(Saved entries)
———

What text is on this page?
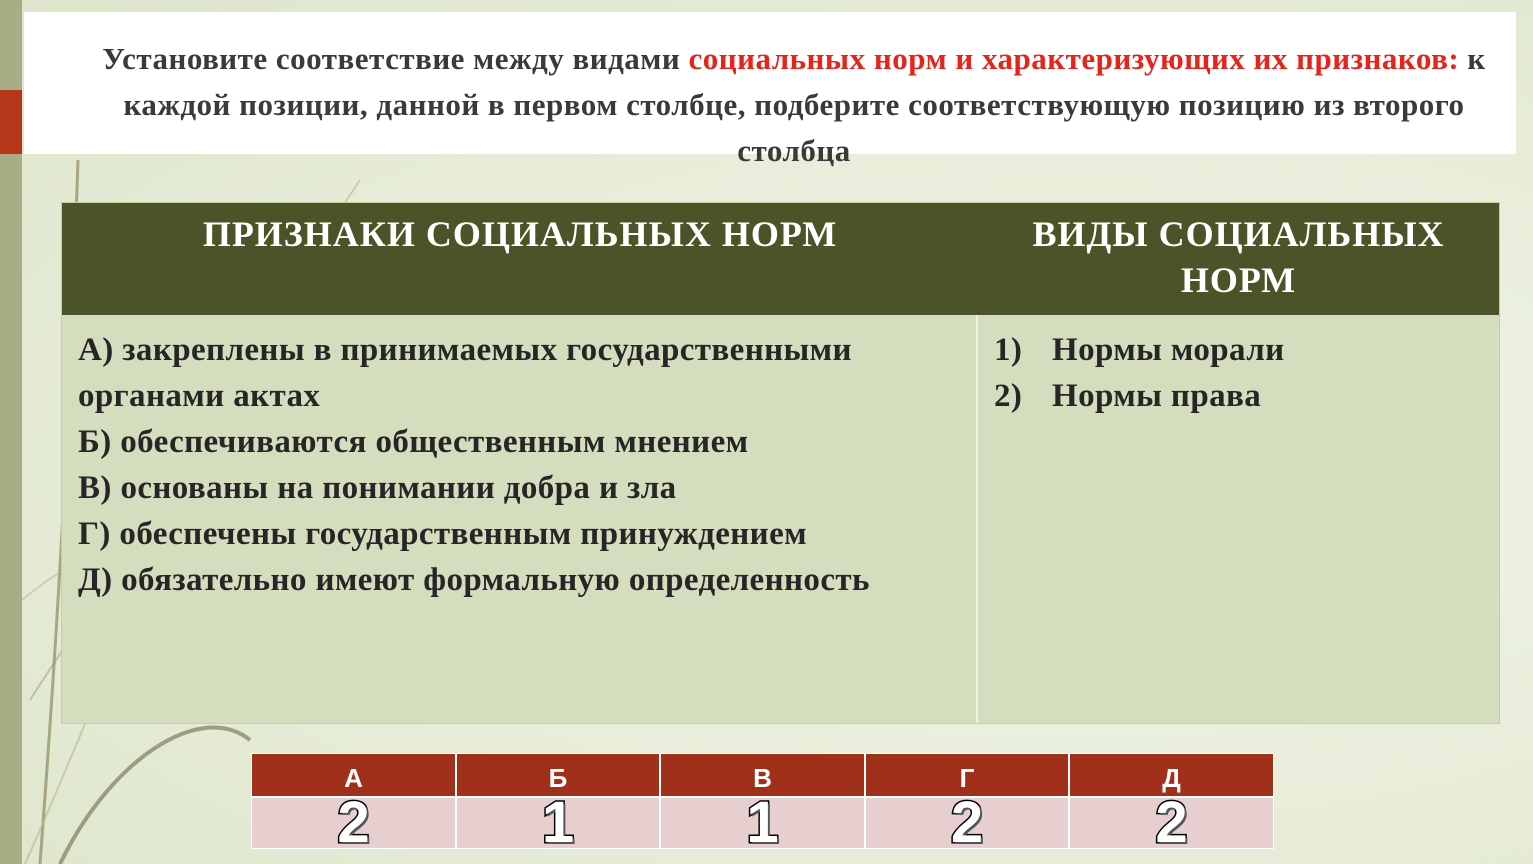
Установите соответствие между видами социальных норм и характеризующих их признаков: к каждой позиции, данной в первом столбце, подберите соответствующую позицию из второго столбца

ПРИЗНАКИ СОЦИАЛЬНЫХ НОРМ	ВИДЫ СОЦИАЛЬНЫХ НОРМ
А) закреплены в принимаемых государственными органами актах
Б) обеспечиваются общественным мнением
В) основаны на понимании добра и зла
Г) обеспечены государственным принуждением
Д) обязательно имеют формальную определенность
1) Нормы морали
2) Нормы права
А	Б	В	Г	Д
2	1	1	2	2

———

■ Exercise task: Images in the data above are to be skipped. Retype all other material exactly.

■ Response to the exercise:
What text is on this page?
Установите соответствие между видами социальных норм и характеризующих их признаков: к каждой позиции, данной в первом столбце, подберите соответствующую позицию из второго столбца

ПРИЗНАКИ СОЦИАЛЬНЫХ НОРМ	ВИДЫ СОЦИАЛЬНЫХ НОРМ
А) закреплены в принимаемых государственными органами актах
Б) обеспечиваются общественным мнением
В) основаны на понимании добра и зла
Г) обеспечены государственным принуждением
Д) обязательно имеют формальную определенность
1) Нормы морали
2) Нормы права
А	Б	В	Г	Д
2	1	1	2	2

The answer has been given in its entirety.